TEXTE SOURCE:
Les molécules d’eau H2O se lient entre elles par l’intermédiaire de liaisons hydrogène entre l’oxygène d’une molécule et un hydrogène d’une autre :      -OH-O-H. La liaison ainsi formée est relativement forte et sa géométrie est elle-même relativement bien définie. Le fait essentiel c’est que la formation d’une première liaison hydrogène facilite la formation d’une seconde, la seconde d’une troisième et ainsi de suite. Il se forme ainsi des agrégats de structure moins bien définie que celle d’une molécule mais réelle. Le processus est dit non-linéaire car il est plus facile de former les liaisons hydrogène suivantes que les premières, en quelque sorte la cause a une influence sur l’effet. Les agrégats ont une durée de vie extrêmement courte (de l’ordre de 1 picoseconde) mais ils sont détectables.

Si vous jetez un gravillon ou un lourd pavé dans une mare, les structures des agrégats de molécules d’eau vont être perturbées et, étant donné le caractère non-linéaire des interactions, le milieu ne reviendra jamais à son état antérieur. Le système est perturbé d’une façon permanente et, poétiquement, on peut parler d’immortalité du nouveau système engendré par la perturbation du milieu aqueux. Aucun autre liquide ne se prêterait au même phénomène.

DONNÉES À EXAMINER:

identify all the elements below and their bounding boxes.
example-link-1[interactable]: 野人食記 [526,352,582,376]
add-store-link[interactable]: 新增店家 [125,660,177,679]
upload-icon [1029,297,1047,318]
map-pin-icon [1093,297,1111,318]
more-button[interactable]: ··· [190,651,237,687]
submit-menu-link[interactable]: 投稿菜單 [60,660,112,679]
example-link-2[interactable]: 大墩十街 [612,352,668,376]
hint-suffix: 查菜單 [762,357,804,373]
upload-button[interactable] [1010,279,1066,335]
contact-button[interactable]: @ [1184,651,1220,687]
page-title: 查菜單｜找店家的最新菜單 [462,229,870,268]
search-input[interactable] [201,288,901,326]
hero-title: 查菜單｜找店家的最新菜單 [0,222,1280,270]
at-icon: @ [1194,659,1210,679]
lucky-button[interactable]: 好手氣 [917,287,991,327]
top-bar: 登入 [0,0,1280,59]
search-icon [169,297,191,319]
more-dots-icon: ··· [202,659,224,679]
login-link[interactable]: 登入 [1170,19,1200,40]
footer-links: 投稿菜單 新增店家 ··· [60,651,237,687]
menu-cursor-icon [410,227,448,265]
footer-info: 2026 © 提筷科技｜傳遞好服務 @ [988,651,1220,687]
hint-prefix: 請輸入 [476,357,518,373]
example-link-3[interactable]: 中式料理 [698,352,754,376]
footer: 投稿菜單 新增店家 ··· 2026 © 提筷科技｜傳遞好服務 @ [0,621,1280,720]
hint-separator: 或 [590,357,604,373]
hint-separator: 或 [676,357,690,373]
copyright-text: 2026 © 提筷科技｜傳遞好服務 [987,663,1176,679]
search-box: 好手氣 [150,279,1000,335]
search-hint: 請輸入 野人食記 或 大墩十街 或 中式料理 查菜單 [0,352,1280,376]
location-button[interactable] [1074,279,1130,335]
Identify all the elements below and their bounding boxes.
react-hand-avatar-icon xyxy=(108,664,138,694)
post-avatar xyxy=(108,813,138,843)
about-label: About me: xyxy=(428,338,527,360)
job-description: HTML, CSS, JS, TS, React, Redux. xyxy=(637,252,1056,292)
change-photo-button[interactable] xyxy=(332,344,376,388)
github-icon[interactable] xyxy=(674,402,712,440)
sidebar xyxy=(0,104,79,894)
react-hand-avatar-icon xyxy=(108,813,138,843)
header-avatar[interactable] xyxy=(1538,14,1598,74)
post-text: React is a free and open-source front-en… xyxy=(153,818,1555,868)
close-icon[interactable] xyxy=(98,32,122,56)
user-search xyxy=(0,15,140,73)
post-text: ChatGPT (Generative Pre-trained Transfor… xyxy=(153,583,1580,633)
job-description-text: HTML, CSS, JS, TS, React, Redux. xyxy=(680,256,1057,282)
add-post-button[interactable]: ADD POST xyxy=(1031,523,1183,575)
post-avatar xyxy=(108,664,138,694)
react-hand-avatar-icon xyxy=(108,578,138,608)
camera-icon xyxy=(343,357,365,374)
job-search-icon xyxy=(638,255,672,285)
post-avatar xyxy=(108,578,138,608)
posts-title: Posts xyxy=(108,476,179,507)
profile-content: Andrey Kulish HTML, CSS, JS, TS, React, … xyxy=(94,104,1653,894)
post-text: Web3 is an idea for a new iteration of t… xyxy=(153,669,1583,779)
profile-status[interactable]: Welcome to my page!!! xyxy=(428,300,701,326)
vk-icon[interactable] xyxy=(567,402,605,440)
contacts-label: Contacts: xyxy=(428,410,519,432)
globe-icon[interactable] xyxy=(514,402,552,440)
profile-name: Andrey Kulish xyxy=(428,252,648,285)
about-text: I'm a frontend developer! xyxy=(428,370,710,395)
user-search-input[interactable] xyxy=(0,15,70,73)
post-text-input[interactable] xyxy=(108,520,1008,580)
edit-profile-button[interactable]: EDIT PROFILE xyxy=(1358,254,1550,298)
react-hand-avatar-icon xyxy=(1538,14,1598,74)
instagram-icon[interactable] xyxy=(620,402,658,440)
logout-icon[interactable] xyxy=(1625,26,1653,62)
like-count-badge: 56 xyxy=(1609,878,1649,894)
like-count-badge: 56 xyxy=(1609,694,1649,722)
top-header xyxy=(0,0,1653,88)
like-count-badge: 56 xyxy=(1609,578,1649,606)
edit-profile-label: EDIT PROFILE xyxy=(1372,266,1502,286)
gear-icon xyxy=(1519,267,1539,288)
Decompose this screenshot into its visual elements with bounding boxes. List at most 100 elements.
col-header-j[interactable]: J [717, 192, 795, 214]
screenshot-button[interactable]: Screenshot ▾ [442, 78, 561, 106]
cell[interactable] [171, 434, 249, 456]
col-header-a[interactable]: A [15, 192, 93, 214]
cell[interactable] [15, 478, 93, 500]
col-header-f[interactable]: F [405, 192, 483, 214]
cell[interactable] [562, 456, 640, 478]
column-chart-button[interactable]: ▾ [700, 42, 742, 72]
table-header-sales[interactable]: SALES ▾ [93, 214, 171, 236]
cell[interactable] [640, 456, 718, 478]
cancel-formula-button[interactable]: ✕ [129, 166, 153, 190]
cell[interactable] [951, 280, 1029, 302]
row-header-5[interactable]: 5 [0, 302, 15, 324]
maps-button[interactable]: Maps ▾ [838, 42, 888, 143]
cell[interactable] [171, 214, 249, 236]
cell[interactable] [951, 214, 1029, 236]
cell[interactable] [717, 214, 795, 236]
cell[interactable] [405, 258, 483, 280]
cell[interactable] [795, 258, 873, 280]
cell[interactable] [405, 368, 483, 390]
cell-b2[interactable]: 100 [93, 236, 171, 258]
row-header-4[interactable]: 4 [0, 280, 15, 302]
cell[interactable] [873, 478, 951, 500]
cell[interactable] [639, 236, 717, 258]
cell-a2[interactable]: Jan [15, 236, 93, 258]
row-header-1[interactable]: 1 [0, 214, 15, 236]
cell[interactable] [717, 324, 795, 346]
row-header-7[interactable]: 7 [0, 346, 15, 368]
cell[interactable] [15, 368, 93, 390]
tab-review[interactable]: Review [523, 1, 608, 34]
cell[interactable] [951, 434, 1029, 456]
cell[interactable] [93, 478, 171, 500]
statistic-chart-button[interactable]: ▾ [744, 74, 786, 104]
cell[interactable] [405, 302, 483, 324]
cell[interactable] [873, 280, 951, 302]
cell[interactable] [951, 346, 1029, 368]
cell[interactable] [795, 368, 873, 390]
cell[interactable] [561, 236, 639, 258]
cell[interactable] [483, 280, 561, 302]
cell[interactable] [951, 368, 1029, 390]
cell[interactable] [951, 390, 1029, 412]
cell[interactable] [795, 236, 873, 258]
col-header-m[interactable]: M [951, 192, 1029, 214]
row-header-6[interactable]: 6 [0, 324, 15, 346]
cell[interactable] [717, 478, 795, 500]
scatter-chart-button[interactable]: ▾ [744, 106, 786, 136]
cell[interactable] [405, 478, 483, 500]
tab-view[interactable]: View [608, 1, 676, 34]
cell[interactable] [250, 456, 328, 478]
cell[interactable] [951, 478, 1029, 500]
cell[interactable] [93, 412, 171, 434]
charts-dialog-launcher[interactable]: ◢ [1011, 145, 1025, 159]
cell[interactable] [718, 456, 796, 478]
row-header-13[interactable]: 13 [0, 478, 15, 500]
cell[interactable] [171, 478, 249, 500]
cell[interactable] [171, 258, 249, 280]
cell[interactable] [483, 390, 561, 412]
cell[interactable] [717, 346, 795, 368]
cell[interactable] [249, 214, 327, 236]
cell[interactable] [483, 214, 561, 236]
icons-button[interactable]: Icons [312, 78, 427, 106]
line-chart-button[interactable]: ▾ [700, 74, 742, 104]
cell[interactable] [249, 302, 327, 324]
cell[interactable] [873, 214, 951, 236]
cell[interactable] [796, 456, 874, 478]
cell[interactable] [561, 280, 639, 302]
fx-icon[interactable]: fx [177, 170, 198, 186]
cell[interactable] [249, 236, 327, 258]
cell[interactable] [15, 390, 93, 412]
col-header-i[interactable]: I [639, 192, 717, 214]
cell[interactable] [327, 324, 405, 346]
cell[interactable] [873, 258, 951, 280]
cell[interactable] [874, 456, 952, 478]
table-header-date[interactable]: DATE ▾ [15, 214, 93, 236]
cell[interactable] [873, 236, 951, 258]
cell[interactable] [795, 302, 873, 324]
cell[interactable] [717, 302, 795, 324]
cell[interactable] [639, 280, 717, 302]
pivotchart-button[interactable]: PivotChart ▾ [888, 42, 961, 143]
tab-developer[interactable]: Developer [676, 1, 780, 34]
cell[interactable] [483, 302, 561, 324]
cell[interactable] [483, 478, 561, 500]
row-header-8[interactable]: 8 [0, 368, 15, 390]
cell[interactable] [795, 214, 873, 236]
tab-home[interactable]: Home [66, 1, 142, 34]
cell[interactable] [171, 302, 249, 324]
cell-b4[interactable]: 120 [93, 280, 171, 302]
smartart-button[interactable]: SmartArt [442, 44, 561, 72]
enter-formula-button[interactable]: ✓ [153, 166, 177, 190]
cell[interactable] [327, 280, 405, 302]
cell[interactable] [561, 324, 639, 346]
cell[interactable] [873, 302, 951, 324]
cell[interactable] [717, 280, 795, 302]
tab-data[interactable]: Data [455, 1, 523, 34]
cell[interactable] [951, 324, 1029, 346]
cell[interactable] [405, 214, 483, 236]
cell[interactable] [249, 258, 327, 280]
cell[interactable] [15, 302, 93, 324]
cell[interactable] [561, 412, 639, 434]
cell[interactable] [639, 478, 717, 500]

CONSIGNE:
Dans le texte sur les liaisons hydrogène de l'eau, recopiez tout ce qui va de « Si vous jetez » jusqu'à « au même phénomène. ».

RÉPONSE:
Si vous jetez un gravillon ou un lourd pavé dans une mare, les structures des agrégats de molécules d’eau vont être perturbées et, étant donné le caractère non-linéaire des interactions, le milieu ne reviendra jamais à son état antérieur. Le système est perturbé d’une façon permanente et, poétiquement, on peut parler d’immortalité du nouveau système engendré par la perturbation du milieu aqueux. Aucun autre liquide ne se prêterait au même phénomène.